#### TO BE DONE:
Reproduce the records below in full and exactly, without their images.

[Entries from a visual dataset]
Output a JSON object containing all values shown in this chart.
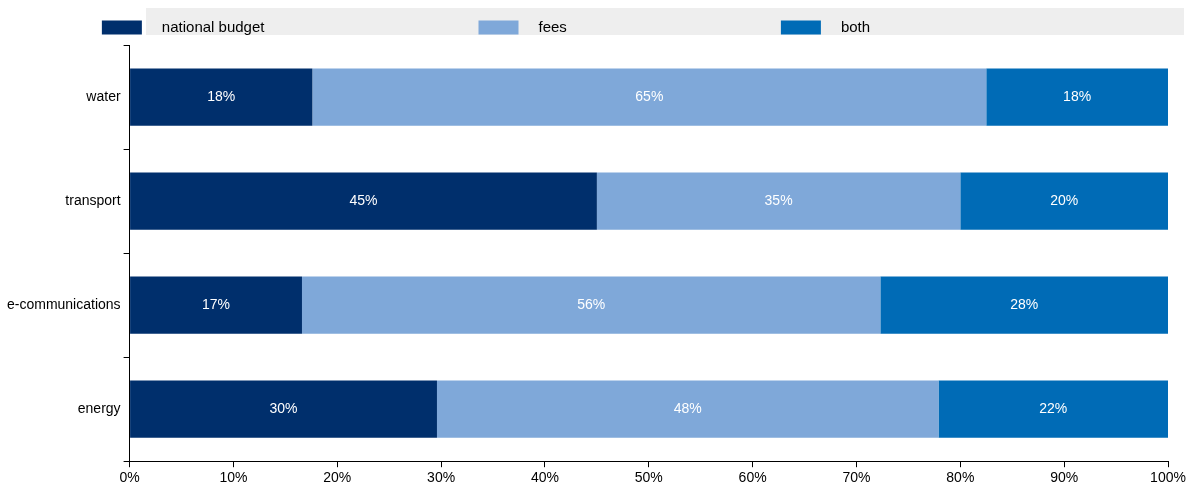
{
  "chart_data": {
    "type": "bar",
    "orientation": "horizontal",
    "stacked": true,
    "legend": "top",
    "categories": [
      "water",
      "transport",
      "e-communications",
      "energy"
    ],
    "series": [
      {
        "name": "national budget",
        "color": "#002f6c",
        "values": [
          17.6,
          45,
          16.6,
          29.6
        ],
        "value_labels": [
          "18%",
          "45%",
          "17%",
          "30%"
        ]
      },
      {
        "name": "fees",
        "color": "#7fa8d9",
        "values": [
          64.9,
          35,
          55.7,
          48.3
        ],
        "value_labels": [
          "65%",
          "35%",
          "56%",
          "48%"
        ]
      },
      {
        "name": "both",
        "color": "#006bb6",
        "values": [
          17.5,
          20,
          27.7,
          22.1
        ],
        "value_labels": [
          "18%",
          "20%",
          "28%",
          "22%"
        ]
      }
    ],
    "xlim": [
      0,
      100
    ],
    "xticks": [
      {
        "value": 0,
        "label": "0%"
      },
      {
        "value": 10,
        "label": "10%"
      },
      {
        "value": 20,
        "label": "20%"
      },
      {
        "value": 30,
        "label": "30%"
      },
      {
        "value": 40,
        "label": "40%"
      },
      {
        "value": 50,
        "label": "50%"
      },
      {
        "value": 60,
        "label": "60%"
      },
      {
        "value": 70,
        "label": "70%"
      },
      {
        "value": 80,
        "label": "80%"
      },
      {
        "value": 90,
        "label": "90%"
      },
      {
        "value": 100,
        "label": "100%"
      }
    ]
  }
}
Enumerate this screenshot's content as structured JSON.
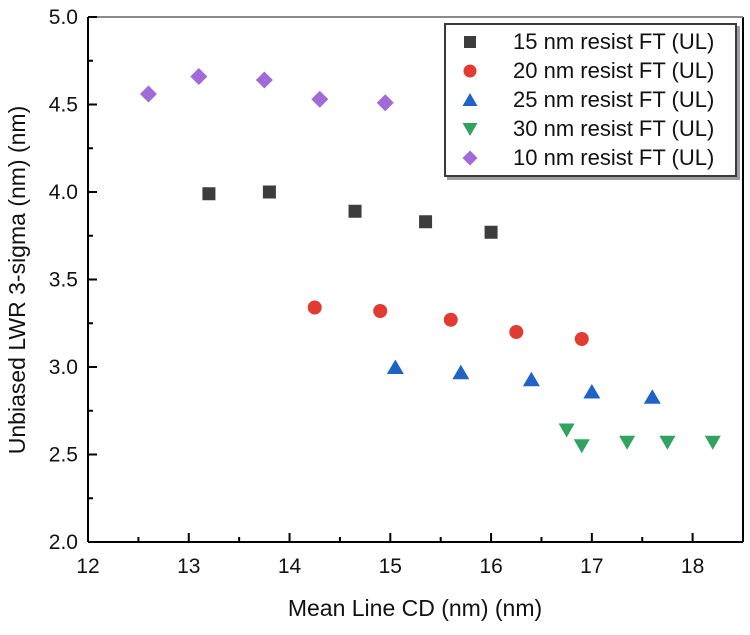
{
  "chart_data": {
    "type": "scatter",
    "title": "",
    "xlabel": "Mean Line CD (nm) (nm)",
    "ylabel": "Unbiased LWR 3-sigma (nm) (nm)",
    "xlim": [
      12,
      18.5
    ],
    "ylim": [
      2.0,
      5.0
    ],
    "x_major_ticks": [
      12,
      13,
      14,
      15,
      16,
      17,
      18
    ],
    "x_minor_step": 0.5,
    "y_major_ticks": [
      2.0,
      2.5,
      3.0,
      3.5,
      4.0,
      4.5,
      5.0
    ],
    "y_minor_step": 0.25,
    "grid": false,
    "legend_position": "top-right",
    "frame_top_color": "#8a8a8a",
    "axis_color": "#000000",
    "series": [
      {
        "name": "15 nm resist FT (UL)",
        "marker": "square",
        "color": "#3d3d3d",
        "points": [
          [
            13.2,
            3.99
          ],
          [
            13.8,
            4.0
          ],
          [
            14.65,
            3.89
          ],
          [
            15.35,
            3.83
          ],
          [
            16.0,
            3.77
          ]
        ]
      },
      {
        "name": "20 nm resist FT (UL)",
        "marker": "circle",
        "color": "#e23b32",
        "points": [
          [
            14.25,
            3.34
          ],
          [
            14.9,
            3.32
          ],
          [
            15.6,
            3.27
          ],
          [
            16.25,
            3.2
          ],
          [
            16.9,
            3.16
          ]
        ]
      },
      {
        "name": "25 nm resist FT (UL)",
        "marker": "triangle-up",
        "color": "#2063c6",
        "points": [
          [
            15.05,
            3.0
          ],
          [
            15.7,
            2.97
          ],
          [
            16.4,
            2.93
          ],
          [
            17.0,
            2.86
          ],
          [
            17.6,
            2.83
          ]
        ]
      },
      {
        "name": "30 nm resist FT (UL)",
        "marker": "triangle-down",
        "color": "#2fa35f",
        "points": [
          [
            16.75,
            2.64
          ],
          [
            16.9,
            2.55
          ],
          [
            17.35,
            2.57
          ],
          [
            17.75,
            2.57
          ],
          [
            18.2,
            2.57
          ]
        ]
      },
      {
        "name": "10 nm resist FT (UL)",
        "marker": "diamond",
        "color": "#a06bd8",
        "points": [
          [
            12.6,
            4.56
          ],
          [
            13.1,
            4.66
          ],
          [
            13.75,
            4.64
          ],
          [
            14.3,
            4.53
          ],
          [
            14.95,
            4.51
          ]
        ]
      }
    ]
  }
}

#### TASK ANSWER:
Output a JSON object containing all values shown in this chart.
{
  "chart_data": {
    "type": "bar",
    "orientation": "horizontal",
    "stacked": true,
    "legend": "top",
    "categories": [
      "water",
      "transport",
      "e-communications",
      "energy"
    ],
    "series": [
      {
        "name": "national budget",
        "color": "#002f6c",
        "values": [
          17.6,
          45,
          16.6,
          29.6
        ],
        "value_labels": [
          "18%",
          "45%",
          "17%",
          "30%"
        ]
      },
      {
        "name": "fees",
        "color": "#7fa8d9",
        "values": [
          64.9,
          35,
          55.7,
          48.3
        ],
        "value_labels": [
          "65%",
          "35%",
          "56%",
          "48%"
        ]
      },
      {
        "name": "both",
        "color": "#006bb6",
        "values": [
          17.5,
          20,
          27.7,
          22.1
        ],
        "value_labels": [
          "18%",
          "20%",
          "28%",
          "22%"
        ]
      }
    ],
    "xlim": [
      0,
      100
    ],
    "xticks": [
      {
        "value": 0,
        "label": "0%"
      },
      {
        "value": 10,
        "label": "10%"
      },
      {
        "value": 20,
        "label": "20%"
      },
      {
        "value": 30,
        "label": "30%"
      },
      {
        "value": 40,
        "label": "40%"
      },
      {
        "value": 50,
        "label": "50%"
      },
      {
        "value": 60,
        "label": "60%"
      },
      {
        "value": 70,
        "label": "70%"
      },
      {
        "value": 80,
        "label": "80%"
      },
      {
        "value": 90,
        "label": "90%"
      },
      {
        "value": 100,
        "label": "100%"
      }
    ]
  }
}
Enumerate this screenshot's content as structured JSON.
{
  "chart_data": {
    "type": "scatter",
    "title": "",
    "xlabel": "Mean Line CD (nm) (nm)",
    "ylabel": "Unbiased LWR 3-sigma (nm) (nm)",
    "xlim": [
      12,
      18.5
    ],
    "ylim": [
      2.0,
      5.0
    ],
    "x_major_ticks": [
      12,
      13,
      14,
      15,
      16,
      17,
      18
    ],
    "x_minor_step": 0.5,
    "y_major_ticks": [
      2.0,
      2.5,
      3.0,
      3.5,
      4.0,
      4.5,
      5.0
    ],
    "y_minor_step": 0.25,
    "grid": false,
    "legend_position": "top-right",
    "frame_top_color": "#8a8a8a",
    "axis_color": "#000000",
    "series": [
      {
        "name": "15 nm resist FT (UL)",
        "marker": "square",
        "color": "#3d3d3d",
        "points": [
          [
            13.2,
            3.99
          ],
          [
            13.8,
            4.0
          ],
          [
            14.65,
            3.89
          ],
          [
            15.35,
            3.83
          ],
          [
            16.0,
            3.77
          ]
        ]
      },
      {
        "name": "20 nm resist FT (UL)",
        "marker": "circle",
        "color": "#e23b32",
        "points": [
          [
            14.25,
            3.34
          ],
          [
            14.9,
            3.32
          ],
          [
            15.6,
            3.27
          ],
          [
            16.25,
            3.2
          ],
          [
            16.9,
            3.16
          ]
        ]
      },
      {
        "name": "25 nm resist FT (UL)",
        "marker": "triangle-up",
        "color": "#2063c6",
        "points": [
          [
            15.05,
            3.0
          ],
          [
            15.7,
            2.97
          ],
          [
            16.4,
            2.93
          ],
          [
            17.0,
            2.86
          ],
          [
            17.6,
            2.83
          ]
        ]
      },
      {
        "name": "30 nm resist FT (UL)",
        "marker": "triangle-down",
        "color": "#2fa35f",
        "points": [
          [
            16.75,
            2.64
          ],
          [
            16.9,
            2.55
          ],
          [
            17.35,
            2.57
          ],
          [
            17.75,
            2.57
          ],
          [
            18.2,
            2.57
          ]
        ]
      },
      {
        "name": "10 nm resist FT (UL)",
        "marker": "diamond",
        "color": "#a06bd8",
        "points": [
          [
            12.6,
            4.56
          ],
          [
            13.1,
            4.66
          ],
          [
            13.75,
            4.64
          ],
          [
            14.3,
            4.53
          ],
          [
            14.95,
            4.51
          ]
        ]
      }
    ]
  }
}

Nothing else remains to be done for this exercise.